■ Given request ■
Locate each line containing the string "members" and copy it out.

Stored dataset items
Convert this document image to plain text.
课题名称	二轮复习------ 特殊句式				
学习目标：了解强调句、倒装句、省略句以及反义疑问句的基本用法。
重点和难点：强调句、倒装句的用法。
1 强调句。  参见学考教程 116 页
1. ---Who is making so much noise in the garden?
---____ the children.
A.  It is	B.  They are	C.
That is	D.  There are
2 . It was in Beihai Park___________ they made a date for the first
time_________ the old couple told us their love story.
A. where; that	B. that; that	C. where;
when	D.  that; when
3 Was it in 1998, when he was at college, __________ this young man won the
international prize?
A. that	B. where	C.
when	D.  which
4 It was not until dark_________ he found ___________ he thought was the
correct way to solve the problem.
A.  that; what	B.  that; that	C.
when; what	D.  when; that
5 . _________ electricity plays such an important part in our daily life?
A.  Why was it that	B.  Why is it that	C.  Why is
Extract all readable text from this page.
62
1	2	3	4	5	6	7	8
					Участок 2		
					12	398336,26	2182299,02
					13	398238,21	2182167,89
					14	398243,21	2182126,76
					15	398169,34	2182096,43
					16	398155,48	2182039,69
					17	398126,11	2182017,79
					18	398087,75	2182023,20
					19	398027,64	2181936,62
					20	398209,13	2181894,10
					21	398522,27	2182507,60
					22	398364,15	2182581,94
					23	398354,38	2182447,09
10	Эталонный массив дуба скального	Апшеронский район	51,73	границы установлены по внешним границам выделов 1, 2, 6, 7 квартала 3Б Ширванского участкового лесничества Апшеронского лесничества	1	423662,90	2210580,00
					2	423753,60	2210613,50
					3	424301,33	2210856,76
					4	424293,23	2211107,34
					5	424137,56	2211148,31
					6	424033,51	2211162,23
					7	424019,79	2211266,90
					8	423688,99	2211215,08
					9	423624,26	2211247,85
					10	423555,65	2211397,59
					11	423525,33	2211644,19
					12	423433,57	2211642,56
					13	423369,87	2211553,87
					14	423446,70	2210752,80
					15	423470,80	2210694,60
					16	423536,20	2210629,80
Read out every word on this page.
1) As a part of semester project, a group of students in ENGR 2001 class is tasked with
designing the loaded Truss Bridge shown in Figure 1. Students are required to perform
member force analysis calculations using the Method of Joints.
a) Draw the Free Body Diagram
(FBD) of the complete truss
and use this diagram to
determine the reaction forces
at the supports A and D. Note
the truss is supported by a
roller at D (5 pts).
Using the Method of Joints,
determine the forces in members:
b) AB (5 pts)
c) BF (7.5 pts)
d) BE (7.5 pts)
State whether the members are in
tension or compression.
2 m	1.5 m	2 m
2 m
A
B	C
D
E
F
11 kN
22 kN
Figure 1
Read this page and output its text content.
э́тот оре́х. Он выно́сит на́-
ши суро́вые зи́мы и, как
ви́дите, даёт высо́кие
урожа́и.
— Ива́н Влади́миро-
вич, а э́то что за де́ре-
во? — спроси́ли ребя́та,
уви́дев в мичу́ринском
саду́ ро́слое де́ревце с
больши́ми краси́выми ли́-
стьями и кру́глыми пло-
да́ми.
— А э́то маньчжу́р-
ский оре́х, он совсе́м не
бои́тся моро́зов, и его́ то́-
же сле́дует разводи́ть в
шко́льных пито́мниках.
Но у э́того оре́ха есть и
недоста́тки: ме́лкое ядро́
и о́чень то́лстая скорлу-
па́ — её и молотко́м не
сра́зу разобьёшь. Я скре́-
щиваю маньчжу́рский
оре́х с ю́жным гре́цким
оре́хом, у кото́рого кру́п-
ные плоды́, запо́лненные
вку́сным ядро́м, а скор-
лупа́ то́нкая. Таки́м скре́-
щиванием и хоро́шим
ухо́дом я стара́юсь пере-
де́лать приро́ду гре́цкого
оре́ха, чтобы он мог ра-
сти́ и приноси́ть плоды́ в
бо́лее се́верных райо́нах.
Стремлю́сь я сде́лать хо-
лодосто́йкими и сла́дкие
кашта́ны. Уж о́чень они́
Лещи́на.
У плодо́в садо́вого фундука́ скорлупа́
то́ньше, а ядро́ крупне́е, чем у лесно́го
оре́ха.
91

■ The answer ■
determine the forces in members:
State whether the members are in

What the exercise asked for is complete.